PASSAGE PROVIDED:
* BEGIN *

Locker Room: World Cup: A Tragedy in Three Parts 1. By Munich Hauptbahnhof I sat down and wept. Well, not quite. Knowing that you are fed up already of football, we will talk instead about something more interesting. The plight of the journalist. We will use as our example, oh, let's say . . . this journalist. He is sitting in Nuremberg right now but his trials began elsewhere. We will take them in reverse sequence, starting with this morning.
It is early. We have just checked out of the hotel and canted all our luggage into a taxi which brought us to the station. Now, when this column was young and virile he went to these tournaments toting a massive shoulderbag. Into this he would pour all his worldly possessions and then some stuff he didn't need. He would sit on the bag and zip it up. Then he would hoist it upon his shoulder and lug it about for a month.
That was then. Now he is an old person and he pulls along a dainty suitcase which is mounted on wheels. The suitcase weighs a mere three tons and on top of it sits a bag for a laptop and other sundries. This weighs just a ton and a quarter.
These are loaded into the taxi, and early in the morning at the station they are unloaded by the hefty and helpful driver. We proceed to Platform Nine to catch the high-speed Ice Train to Nuremberg for the heap-big Mexico-versus-Iran clash (in which we have a personal interest, our godson Tomás being half from Chiapas and half from Kilkenny).
Anyway, at the gate to the platform we reach for our ticket in the laptop bag - and suddenly the heavens are rent by an anguished howl. The taxi driver has placed his own black bag on top of the wheelie bag. Instead of carrying a bag with a computer, a tape recorder, an iPod, a small camera, two mobiles, a passport, batteries, binoculars, some cash, rail tickets, hotel vouchers and a book of football statistics, we are carrying a taxi driver's ham sandwich and apple.
This will be tough to explain to the office.
You are reading this only because the rank at Munich railway station was slow yesterday. We sprinted with our wheelie case and taxi driver's lunch and ran along the rank manfully weeping until we found our man. This is a side of the World Cup nobody sees.

* END *

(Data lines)

* BEGIN *

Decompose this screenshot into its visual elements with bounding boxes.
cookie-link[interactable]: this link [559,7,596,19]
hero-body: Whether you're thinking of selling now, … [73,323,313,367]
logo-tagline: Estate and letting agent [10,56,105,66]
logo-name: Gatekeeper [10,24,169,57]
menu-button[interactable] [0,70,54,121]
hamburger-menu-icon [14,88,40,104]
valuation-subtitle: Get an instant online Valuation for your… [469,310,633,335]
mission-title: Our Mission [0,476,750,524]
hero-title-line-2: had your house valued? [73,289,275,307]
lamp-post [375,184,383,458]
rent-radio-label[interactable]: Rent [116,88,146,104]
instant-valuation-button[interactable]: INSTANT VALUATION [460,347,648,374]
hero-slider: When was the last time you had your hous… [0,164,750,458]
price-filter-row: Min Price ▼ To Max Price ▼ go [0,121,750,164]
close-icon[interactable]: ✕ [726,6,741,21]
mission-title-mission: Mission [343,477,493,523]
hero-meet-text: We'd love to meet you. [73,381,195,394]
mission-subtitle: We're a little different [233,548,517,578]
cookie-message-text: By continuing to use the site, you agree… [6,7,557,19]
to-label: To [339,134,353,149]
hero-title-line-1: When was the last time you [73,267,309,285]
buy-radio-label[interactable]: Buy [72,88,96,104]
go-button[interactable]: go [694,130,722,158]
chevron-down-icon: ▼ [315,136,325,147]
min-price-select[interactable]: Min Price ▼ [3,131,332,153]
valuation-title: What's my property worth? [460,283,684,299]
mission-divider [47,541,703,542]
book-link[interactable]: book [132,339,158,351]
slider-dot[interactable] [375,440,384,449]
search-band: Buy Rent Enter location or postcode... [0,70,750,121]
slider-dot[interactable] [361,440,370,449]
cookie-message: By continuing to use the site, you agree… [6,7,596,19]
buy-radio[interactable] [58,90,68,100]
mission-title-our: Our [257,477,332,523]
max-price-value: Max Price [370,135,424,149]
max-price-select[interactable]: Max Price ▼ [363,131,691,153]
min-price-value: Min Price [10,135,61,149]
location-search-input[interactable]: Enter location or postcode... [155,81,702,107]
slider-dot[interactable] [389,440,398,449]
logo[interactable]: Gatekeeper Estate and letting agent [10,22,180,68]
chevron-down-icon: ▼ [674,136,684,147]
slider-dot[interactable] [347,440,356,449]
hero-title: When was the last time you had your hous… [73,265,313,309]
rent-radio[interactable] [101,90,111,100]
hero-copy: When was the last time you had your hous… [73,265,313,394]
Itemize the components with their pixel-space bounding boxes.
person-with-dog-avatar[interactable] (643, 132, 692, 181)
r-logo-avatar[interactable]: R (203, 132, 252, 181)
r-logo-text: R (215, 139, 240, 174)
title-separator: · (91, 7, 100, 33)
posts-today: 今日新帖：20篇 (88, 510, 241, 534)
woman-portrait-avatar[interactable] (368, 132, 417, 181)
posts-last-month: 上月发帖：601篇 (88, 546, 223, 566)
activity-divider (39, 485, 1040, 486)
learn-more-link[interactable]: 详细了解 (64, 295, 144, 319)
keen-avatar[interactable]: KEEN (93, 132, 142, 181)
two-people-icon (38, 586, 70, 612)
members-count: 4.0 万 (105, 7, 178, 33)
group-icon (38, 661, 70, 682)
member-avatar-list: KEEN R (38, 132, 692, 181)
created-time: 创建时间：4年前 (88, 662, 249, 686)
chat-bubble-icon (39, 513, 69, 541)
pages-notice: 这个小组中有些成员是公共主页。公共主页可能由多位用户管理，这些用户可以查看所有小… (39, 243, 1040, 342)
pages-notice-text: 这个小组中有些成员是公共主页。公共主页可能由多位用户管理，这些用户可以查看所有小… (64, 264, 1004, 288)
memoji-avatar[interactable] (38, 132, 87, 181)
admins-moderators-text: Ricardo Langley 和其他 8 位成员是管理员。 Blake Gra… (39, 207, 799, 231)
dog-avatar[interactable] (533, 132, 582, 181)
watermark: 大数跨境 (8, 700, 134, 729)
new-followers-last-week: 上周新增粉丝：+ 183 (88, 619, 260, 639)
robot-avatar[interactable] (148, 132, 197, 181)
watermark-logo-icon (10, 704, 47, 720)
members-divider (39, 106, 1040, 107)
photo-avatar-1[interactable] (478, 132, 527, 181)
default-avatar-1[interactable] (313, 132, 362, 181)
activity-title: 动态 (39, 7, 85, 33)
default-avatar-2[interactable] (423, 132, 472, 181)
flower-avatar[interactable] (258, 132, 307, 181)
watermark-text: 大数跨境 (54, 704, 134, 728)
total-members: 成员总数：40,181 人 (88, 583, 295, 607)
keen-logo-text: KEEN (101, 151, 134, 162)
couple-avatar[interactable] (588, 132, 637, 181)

* END *

STATED EXERCISE A: Apart from Mexico and Iran, which place names appear in the World Cup column?
STATED EXERCISE B: Could you duplicate the World Cup column word for word, starting at "It is early." and ending at "and a quarter."?

EXERCISE RESULT A: Munich, Nuremberg, Chiapas and Kilkenny.

EXERCISE RESULT B:
It is early. We have just checked out of the hotel and canted all our luggage into a taxi which brought us to the station. Now, when this column was young and virile he went to these tournaments toting a massive shoulderbag. Into this he would pour all his worldly possessions and then some stuff he didn't need. He would sit on the bag and zip it up. Then he would hoist it upon his shoulder and lug it about for a month.
That was then. Now he is an old person and he pulls along a dainty suitcase which is mounted on wheels. The suitcase weighs a mere three tons and on top of it sits a bag for a laptop and other sundries. This weighs just a ton and a quarter.